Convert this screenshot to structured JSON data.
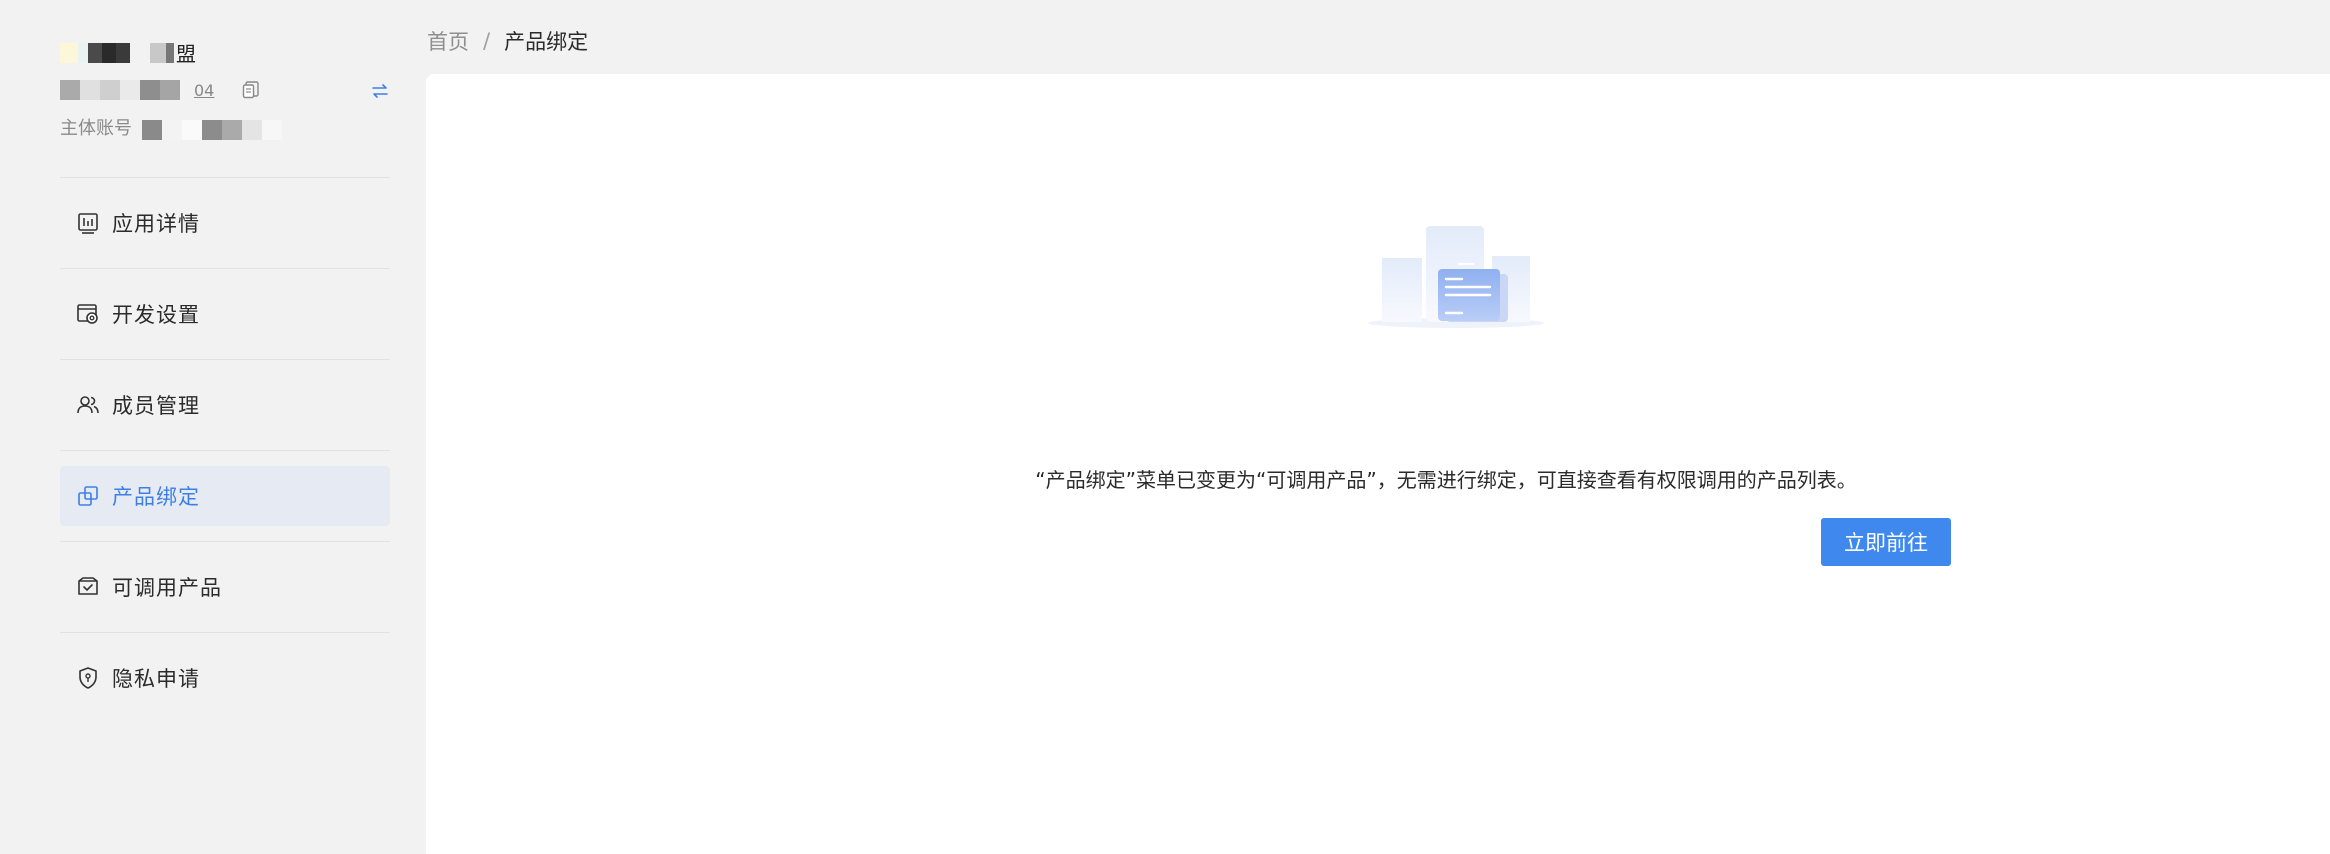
{
  "breadcrumb": {
    "home": "首页",
    "separator": "/",
    "current": "产品绑定"
  },
  "app": {
    "name_tail": "盟",
    "appid_tail": "04",
    "account_label": "主体账号"
  },
  "sidebar": {
    "items": [
      {
        "label": "应用详情",
        "icon": "chart-board-icon",
        "active": false
      },
      {
        "label": "开发设置",
        "icon": "dev-settings-icon",
        "active": false
      },
      {
        "label": "成员管理",
        "icon": "members-icon",
        "active": false
      },
      {
        "label": "产品绑定",
        "icon": "product-bind-icon",
        "active": true
      },
      {
        "label": "可调用产品",
        "icon": "callable-products-icon",
        "active": false
      },
      {
        "label": "隐私申请",
        "icon": "shield-icon",
        "active": false
      }
    ]
  },
  "main": {
    "notice": "“产品绑定”菜单已变更为“可调用产品”，无需进行绑定，可直接查看有权限调用的产品列表。",
    "button_label": "立即前往"
  },
  "colors": {
    "accent": "#3f89ee",
    "active_bg": "#e6ebf3",
    "active_text": "#3d7fe6",
    "page_bg": "#f2f2f2"
  }
}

◆ REQUEST
Please repeat the entries exactly. Do not include the pictures.

◆ ANSWER TO THE PROBLEM
Convert this screenshot to structured JSON data.
{
  "breadcrumb": {
    "home": "首页",
    "separator": "/",
    "current": "产品绑定"
  },
  "app": {
    "name_tail": "盟",
    "appid_tail": "04",
    "account_label": "主体账号"
  },
  "sidebar": {
    "items": [
      {
        "label": "应用详情",
        "icon": "chart-board-icon",
        "active": false
      },
      {
        "label": "开发设置",
        "icon": "dev-settings-icon",
        "active": false
      },
      {
        "label": "成员管理",
        "icon": "members-icon",
        "active": false
      },
      {
        "label": "产品绑定",
        "icon": "product-bind-icon",
        "active": true
      },
      {
        "label": "可调用产品",
        "icon": "callable-products-icon",
        "active": false
      },
      {
        "label": "隐私申请",
        "icon": "shield-icon",
        "active": false
      }
    ]
  },
  "main": {
    "notice": "“产品绑定”菜单已变更为“可调用产品”，无需进行绑定，可直接查看有权限调用的产品列表。",
    "button_label": "立即前往"
  },
  "colors": {
    "accent": "#3f89ee",
    "active_bg": "#e6ebf3",
    "active_text": "#3d7fe6",
    "page_bg": "#f2f2f2"
  }
}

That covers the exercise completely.